TASK DATA start
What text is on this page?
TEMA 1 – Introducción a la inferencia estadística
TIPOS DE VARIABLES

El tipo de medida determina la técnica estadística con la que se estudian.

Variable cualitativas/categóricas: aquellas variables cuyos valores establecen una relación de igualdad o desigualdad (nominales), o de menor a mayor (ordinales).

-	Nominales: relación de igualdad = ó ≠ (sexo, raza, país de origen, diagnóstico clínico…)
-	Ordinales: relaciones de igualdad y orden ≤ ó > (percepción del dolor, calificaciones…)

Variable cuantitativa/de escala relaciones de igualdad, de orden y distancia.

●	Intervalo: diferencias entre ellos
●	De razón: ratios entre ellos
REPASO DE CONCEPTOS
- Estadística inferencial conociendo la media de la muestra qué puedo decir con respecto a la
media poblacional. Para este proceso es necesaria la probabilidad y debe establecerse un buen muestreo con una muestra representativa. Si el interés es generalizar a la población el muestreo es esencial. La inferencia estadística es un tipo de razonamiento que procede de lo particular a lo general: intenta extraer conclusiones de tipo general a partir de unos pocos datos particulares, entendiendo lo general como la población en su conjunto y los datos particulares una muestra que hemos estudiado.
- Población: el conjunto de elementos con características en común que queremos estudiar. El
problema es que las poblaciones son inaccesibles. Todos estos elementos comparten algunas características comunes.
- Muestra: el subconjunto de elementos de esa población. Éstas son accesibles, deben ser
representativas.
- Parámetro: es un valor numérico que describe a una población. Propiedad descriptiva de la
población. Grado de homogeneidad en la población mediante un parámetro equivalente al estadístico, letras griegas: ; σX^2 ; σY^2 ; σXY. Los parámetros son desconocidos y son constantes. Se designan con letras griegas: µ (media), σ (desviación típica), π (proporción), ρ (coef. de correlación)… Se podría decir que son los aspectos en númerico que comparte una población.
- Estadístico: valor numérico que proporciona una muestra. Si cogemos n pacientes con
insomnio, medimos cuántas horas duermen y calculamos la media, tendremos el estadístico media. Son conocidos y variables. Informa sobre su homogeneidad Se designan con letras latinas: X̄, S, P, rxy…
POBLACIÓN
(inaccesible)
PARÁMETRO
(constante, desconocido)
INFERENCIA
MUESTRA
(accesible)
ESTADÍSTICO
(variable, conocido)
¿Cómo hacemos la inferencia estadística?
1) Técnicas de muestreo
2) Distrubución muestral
TASK DATA end
- **STATED TASK**
All of the entries should be written out again exactly.

- **EXERCISE OUTPUT**
What text is on this page?
TEMA 1 – Introducción a la inferencia estadística
TIPOS DE VARIABLES

El tipo de medida determina la técnica estadística con la que se estudian.

Variable cualitativas/categóricas: aquellas variables cuyos valores establecen una relación de igualdad o desigualdad (nominales), o de menor a mayor (ordinales).

-	Nominales: relación de igualdad = ó ≠ (sexo, raza, país de origen, diagnóstico clínico…)
-	Ordinales: relaciones de igualdad y orden ≤ ó > (percepción del dolor, calificaciones…)

Variable cuantitativa/de escala relaciones de igualdad, de orden y distancia.

●	Intervalo: diferencias entre ellos
●	De razón: ratios entre ellos
REPASO DE CONCEPTOS
- Estadística inferencial conociendo la media de la muestra qué puedo decir con respecto a la
media poblacional. Para este proceso es necesaria la probabilidad y debe establecerse un buen muestreo con una muestra representativa. Si el interés es generalizar a la población el muestreo es esencial. La inferencia estadística es un tipo de razonamiento que procede de lo particular a lo general: intenta extraer conclusiones de tipo general a partir de unos pocos datos particulares, entendiendo lo general como la población en su conjunto y los datos particulares una muestra que hemos estudiado.
- Población: el conjunto de elementos con características en común que queremos estudiar. El
problema es que las poblaciones son inaccesibles. Todos estos elementos comparten algunas características comunes.
- Muestra: el subconjunto de elementos de esa población. Éstas son accesibles, deben ser
representativas.
- Parámetro: es un valor numérico que describe a una población. Propiedad descriptiva de la
población. Grado de homogeneidad en la población mediante un parámetro equivalente al estadístico, letras griegas: ; σX^2 ; σY^2 ; σXY. Los parámetros son desconocidos y son constantes. Se designan con letras griegas: µ (media), σ (desviación típica), π (proporción), ρ (coef. de correlación)… Se podría decir que son los aspectos en númerico que comparte una población.
- Estadístico: valor numérico que proporciona una muestra. Si cogemos n pacientes con
insomnio, medimos cuántas horas duermen y calculamos la media, tendremos el estadístico media. Son conocidos y variables. Informa sobre su homogeneidad Se designan con letras latinas: X̄, S, P, rxy…
POBLACIÓN
(inaccesible)
PARÁMETRO
(constante, desconocido)
INFERENCIA
MUESTRA
(accesible)
ESTADÍSTICO
(variable, conocido)
¿Cómo hacemos la inferencia estadística?
1) Técnicas de muestreo
2) Distrubución muestral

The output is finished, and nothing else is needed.